- EXCERPTED RECORDS
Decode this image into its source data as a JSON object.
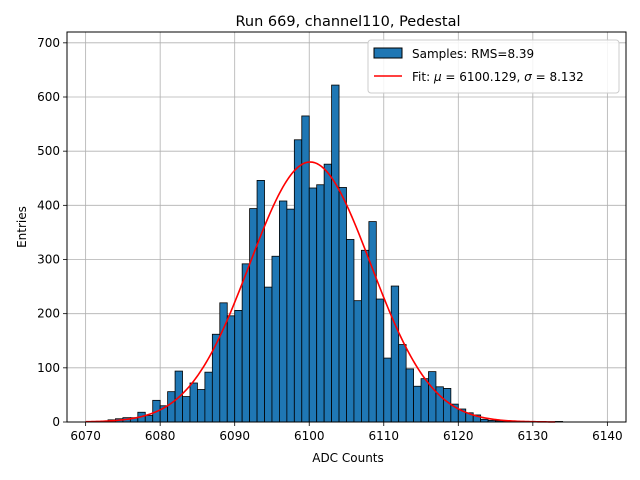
{
  "chart_data": {
    "type": "bar",
    "title": "Run 669, channel110, Pedestal",
    "xlabel": "ADC Counts",
    "ylabel": "Entries",
    "xlim": [
      6067.5,
      6142.5
    ],
    "ylim": [
      0,
      720
    ],
    "xticks": [
      6070,
      6080,
      6090,
      6100,
      6110,
      6120,
      6130,
      6140
    ],
    "yticks": [
      0,
      100,
      200,
      300,
      400,
      500,
      600,
      700
    ],
    "grid": true,
    "legend_placement": "top-right",
    "bin_width": 1,
    "series": [
      {
        "name": "Samples: RMS=8.39",
        "kind": "histogram",
        "color": "#1f77b4",
        "edgecolor": "#000000",
        "bins": [
          6071,
          6072,
          6073,
          6074,
          6075,
          6076,
          6077,
          6078,
          6079,
          6080,
          6081,
          6082,
          6083,
          6084,
          6085,
          6086,
          6087,
          6088,
          6089,
          6090,
          6091,
          6092,
          6093,
          6094,
          6095,
          6096,
          6097,
          6098,
          6099,
          6100,
          6101,
          6102,
          6103,
          6104,
          6105,
          6106,
          6107,
          6108,
          6109,
          6110,
          6111,
          6112,
          6113,
          6114,
          6115,
          6116,
          6117,
          6118,
          6119,
          6120,
          6121,
          6122,
          6123,
          6124,
          6125,
          6126,
          6127,
          6128,
          6129,
          6130,
          6131,
          6132,
          6133
        ],
        "values": [
          1,
          1,
          4,
          6,
          8,
          8,
          18,
          12,
          40,
          30,
          56,
          94,
          47,
          72,
          60,
          92,
          162,
          220,
          196,
          206,
          292,
          394,
          446,
          249,
          306,
          408,
          393,
          521,
          565,
          432,
          438,
          476,
          622,
          433,
          337,
          224,
          317,
          370,
          227,
          118,
          251,
          143,
          98,
          66,
          80,
          93,
          65,
          62,
          33,
          24,
          17,
          13,
          5,
          3,
          2,
          1,
          1,
          1,
          0,
          0,
          0,
          0,
          1
        ]
      },
      {
        "name": "Fit: μ = 6100.129, σ = 8.132",
        "kind": "gaussian-fit",
        "color": "#ff0000",
        "mu": 6100.129,
        "sigma": 8.132,
        "peak": 480,
        "x_range": [
          6070,
          6133
        ]
      }
    ],
    "legend": {
      "samples_label": "Samples: RMS=8.39",
      "fit_prefix": "Fit: ",
      "fit_mu": "μ",
      "fit_mid": " = 6100.129, ",
      "fit_sigma": "σ",
      "fit_suffix": " = 8.132"
    }
  }
}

- PROBLEM DESCRIPTION
All records above are to be printed exactly, minus the pictures they contain.

- FULL ANSWER
Decode this image into its source data as a JSON object.
{
  "chart_data": {
    "type": "bar",
    "title": "Run 669, channel110, Pedestal",
    "xlabel": "ADC Counts",
    "ylabel": "Entries",
    "xlim": [
      6067.5,
      6142.5
    ],
    "ylim": [
      0,
      720
    ],
    "xticks": [
      6070,
      6080,
      6090,
      6100,
      6110,
      6120,
      6130,
      6140
    ],
    "yticks": [
      0,
      100,
      200,
      300,
      400,
      500,
      600,
      700
    ],
    "grid": true,
    "legend_placement": "top-right",
    "bin_width": 1,
    "series": [
      {
        "name": "Samples: RMS=8.39",
        "kind": "histogram",
        "color": "#1f77b4",
        "edgecolor": "#000000",
        "bins": [
          6071,
          6072,
          6073,
          6074,
          6075,
          6076,
          6077,
          6078,
          6079,
          6080,
          6081,
          6082,
          6083,
          6084,
          6085,
          6086,
          6087,
          6088,
          6089,
          6090,
          6091,
          6092,
          6093,
          6094,
          6095,
          6096,
          6097,
          6098,
          6099,
          6100,
          6101,
          6102,
          6103,
          6104,
          6105,
          6106,
          6107,
          6108,
          6109,
          6110,
          6111,
          6112,
          6113,
          6114,
          6115,
          6116,
          6117,
          6118,
          6119,
          6120,
          6121,
          6122,
          6123,
          6124,
          6125,
          6126,
          6127,
          6128,
          6129,
          6130,
          6131,
          6132,
          6133
        ],
        "values": [
          1,
          1,
          4,
          6,
          8,
          8,
          18,
          12,
          40,
          30,
          56,
          94,
          47,
          72,
          60,
          92,
          162,
          220,
          196,
          206,
          292,
          394,
          446,
          249,
          306,
          408,
          393,
          521,
          565,
          432,
          438,
          476,
          622,
          433,
          337,
          224,
          317,
          370,
          227,
          118,
          251,
          143,
          98,
          66,
          80,
          93,
          65,
          62,
          33,
          24,
          17,
          13,
          5,
          3,
          2,
          1,
          1,
          1,
          0,
          0,
          0,
          0,
          1
        ]
      },
      {
        "name": "Fit: μ = 6100.129, σ = 8.132",
        "kind": "gaussian-fit",
        "color": "#ff0000",
        "mu": 6100.129,
        "sigma": 8.132,
        "peak": 480,
        "x_range": [
          6070,
          6133
        ]
      }
    ],
    "legend": {
      "samples_label": "Samples: RMS=8.39",
      "fit_prefix": "Fit: ",
      "fit_mu": "μ",
      "fit_mid": " = 6100.129, ",
      "fit_sigma": "σ",
      "fit_suffix": " = 8.132"
    }
  }
}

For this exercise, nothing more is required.